In the material below, find how many lines contain the string "oluhluzayo". Write only that number.

========================

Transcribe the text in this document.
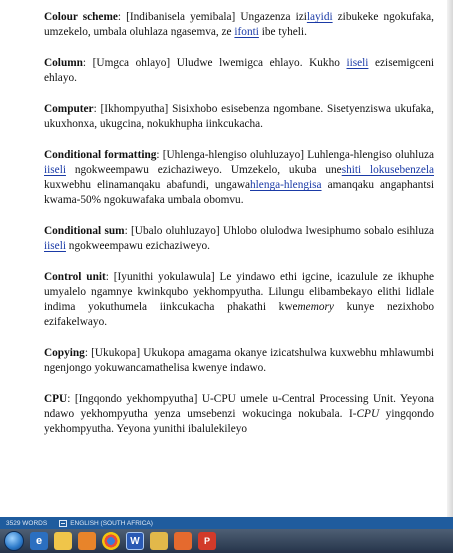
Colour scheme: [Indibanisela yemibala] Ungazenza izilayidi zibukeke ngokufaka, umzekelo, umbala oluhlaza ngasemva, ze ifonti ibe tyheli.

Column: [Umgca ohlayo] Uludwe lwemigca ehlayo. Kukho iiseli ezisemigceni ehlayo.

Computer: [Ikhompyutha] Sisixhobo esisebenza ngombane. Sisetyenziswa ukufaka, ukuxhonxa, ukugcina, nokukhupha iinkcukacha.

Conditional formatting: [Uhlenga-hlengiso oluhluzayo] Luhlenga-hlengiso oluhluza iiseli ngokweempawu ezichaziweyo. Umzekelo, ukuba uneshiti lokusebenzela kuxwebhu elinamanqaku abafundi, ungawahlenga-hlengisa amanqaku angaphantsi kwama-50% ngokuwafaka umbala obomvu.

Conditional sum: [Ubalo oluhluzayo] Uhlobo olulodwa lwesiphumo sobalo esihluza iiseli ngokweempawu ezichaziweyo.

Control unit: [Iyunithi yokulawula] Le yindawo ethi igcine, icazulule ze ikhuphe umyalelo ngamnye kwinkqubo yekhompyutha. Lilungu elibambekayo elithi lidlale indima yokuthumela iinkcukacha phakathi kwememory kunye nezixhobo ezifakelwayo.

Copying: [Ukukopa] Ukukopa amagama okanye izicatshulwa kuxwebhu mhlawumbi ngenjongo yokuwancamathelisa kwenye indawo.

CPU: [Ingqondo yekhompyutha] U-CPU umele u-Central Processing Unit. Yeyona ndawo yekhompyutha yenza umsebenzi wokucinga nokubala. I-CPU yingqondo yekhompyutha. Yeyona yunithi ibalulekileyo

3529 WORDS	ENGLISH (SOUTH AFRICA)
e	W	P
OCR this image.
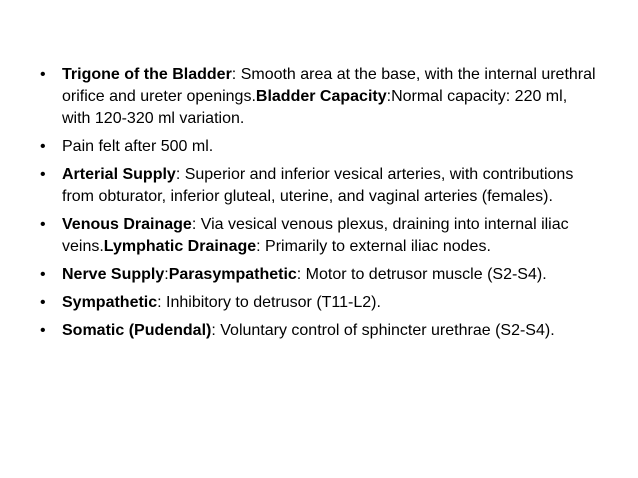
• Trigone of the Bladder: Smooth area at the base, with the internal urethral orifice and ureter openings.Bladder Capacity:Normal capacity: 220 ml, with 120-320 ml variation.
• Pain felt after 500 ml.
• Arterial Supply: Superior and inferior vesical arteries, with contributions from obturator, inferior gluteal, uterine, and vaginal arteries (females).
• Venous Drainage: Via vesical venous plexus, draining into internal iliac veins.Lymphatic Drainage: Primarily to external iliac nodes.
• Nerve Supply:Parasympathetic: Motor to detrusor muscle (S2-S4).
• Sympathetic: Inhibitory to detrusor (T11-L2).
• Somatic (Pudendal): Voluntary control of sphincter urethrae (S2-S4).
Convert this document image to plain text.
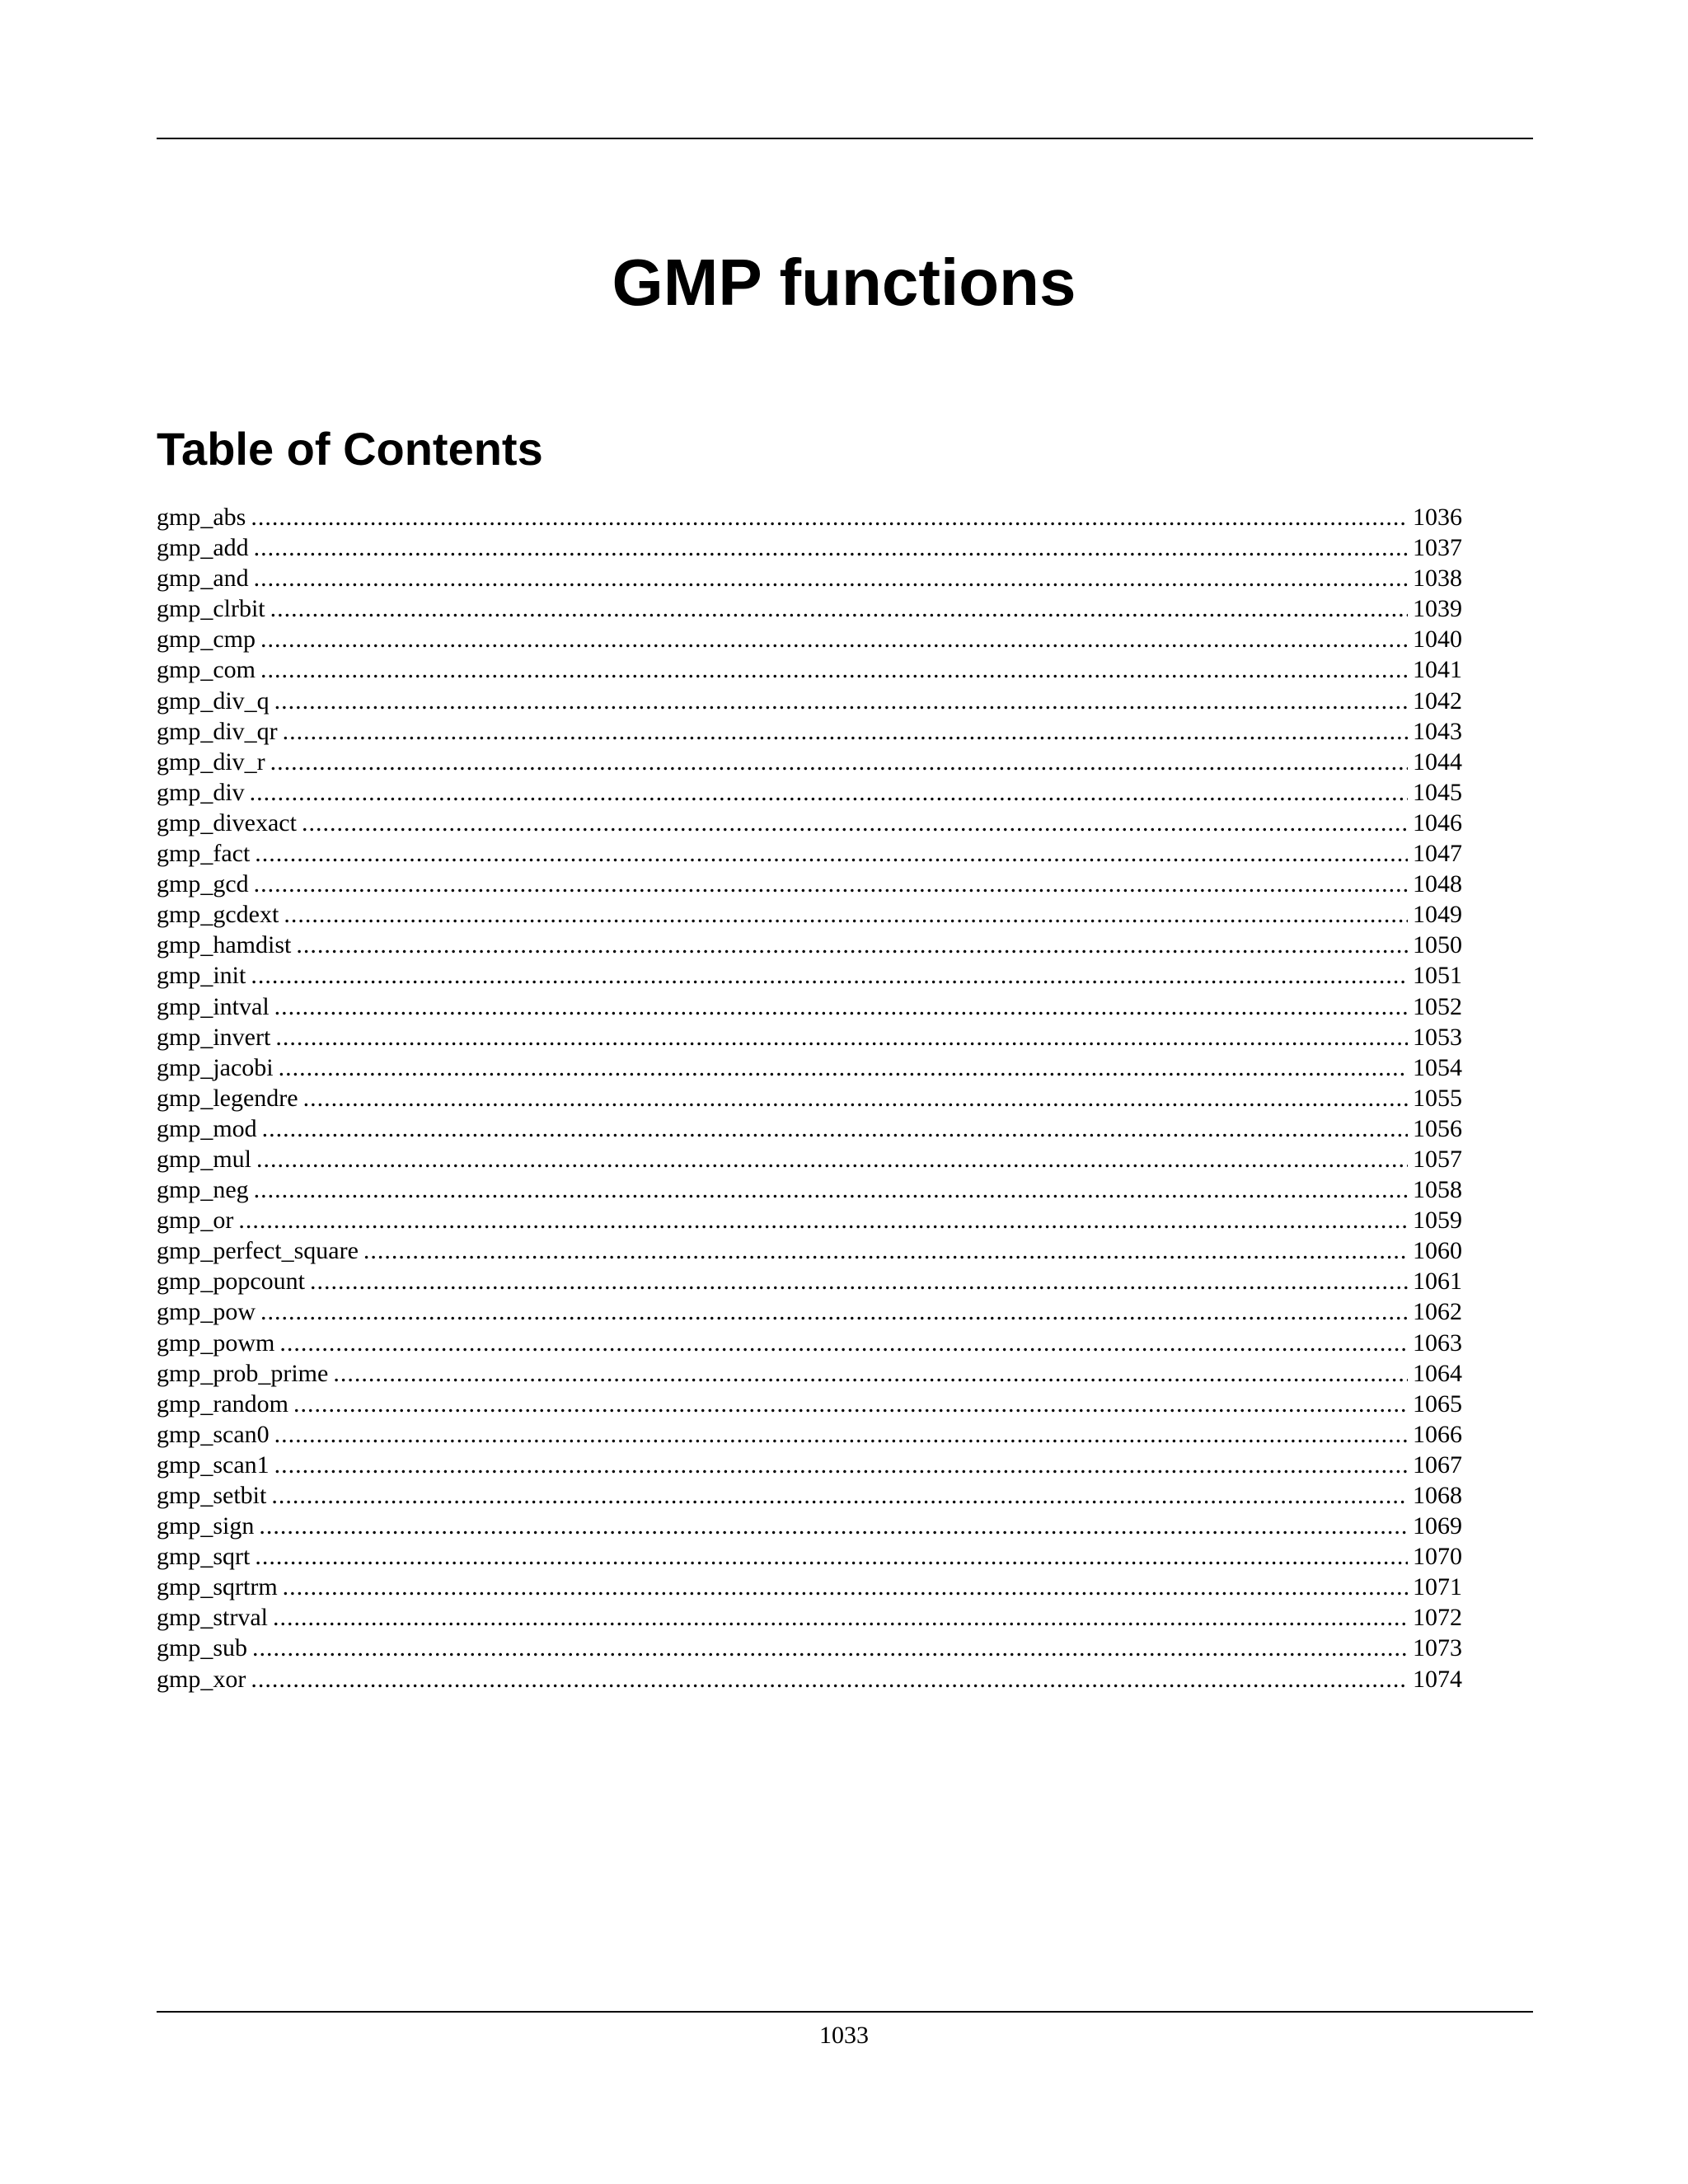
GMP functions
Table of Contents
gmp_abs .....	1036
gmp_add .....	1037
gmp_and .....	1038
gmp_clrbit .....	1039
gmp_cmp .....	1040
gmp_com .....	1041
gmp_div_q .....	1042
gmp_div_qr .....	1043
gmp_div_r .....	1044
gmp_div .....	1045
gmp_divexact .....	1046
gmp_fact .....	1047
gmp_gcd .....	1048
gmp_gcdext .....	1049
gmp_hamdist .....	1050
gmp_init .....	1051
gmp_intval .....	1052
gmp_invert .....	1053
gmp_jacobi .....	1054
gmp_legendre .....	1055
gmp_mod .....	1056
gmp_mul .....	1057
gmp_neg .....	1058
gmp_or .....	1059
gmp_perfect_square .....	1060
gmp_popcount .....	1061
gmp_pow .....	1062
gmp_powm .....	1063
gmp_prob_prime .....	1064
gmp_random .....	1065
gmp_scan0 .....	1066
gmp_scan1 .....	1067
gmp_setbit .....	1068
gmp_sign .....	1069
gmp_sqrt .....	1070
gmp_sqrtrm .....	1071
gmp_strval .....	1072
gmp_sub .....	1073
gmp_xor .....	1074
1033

========================

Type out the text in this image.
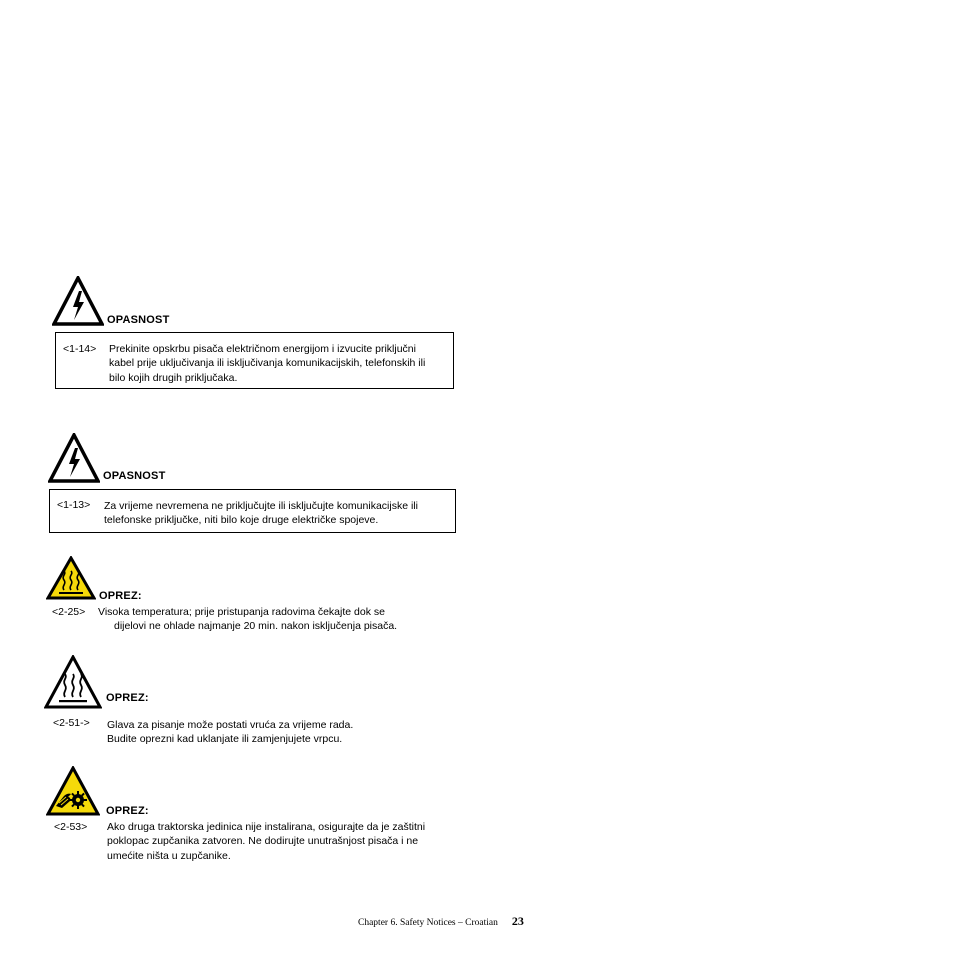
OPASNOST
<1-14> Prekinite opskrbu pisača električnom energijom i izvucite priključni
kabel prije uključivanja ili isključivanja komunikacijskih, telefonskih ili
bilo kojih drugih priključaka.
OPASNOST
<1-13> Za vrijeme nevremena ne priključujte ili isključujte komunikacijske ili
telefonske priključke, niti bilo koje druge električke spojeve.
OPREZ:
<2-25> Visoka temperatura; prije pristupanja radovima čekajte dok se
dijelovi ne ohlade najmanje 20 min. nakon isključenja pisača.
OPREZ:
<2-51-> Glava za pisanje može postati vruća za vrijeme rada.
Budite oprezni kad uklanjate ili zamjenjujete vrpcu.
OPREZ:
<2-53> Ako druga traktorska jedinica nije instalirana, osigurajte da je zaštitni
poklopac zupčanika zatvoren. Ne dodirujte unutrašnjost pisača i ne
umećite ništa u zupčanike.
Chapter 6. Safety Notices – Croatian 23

========================

- **SOLUTION TO THE PROBLEM**:
2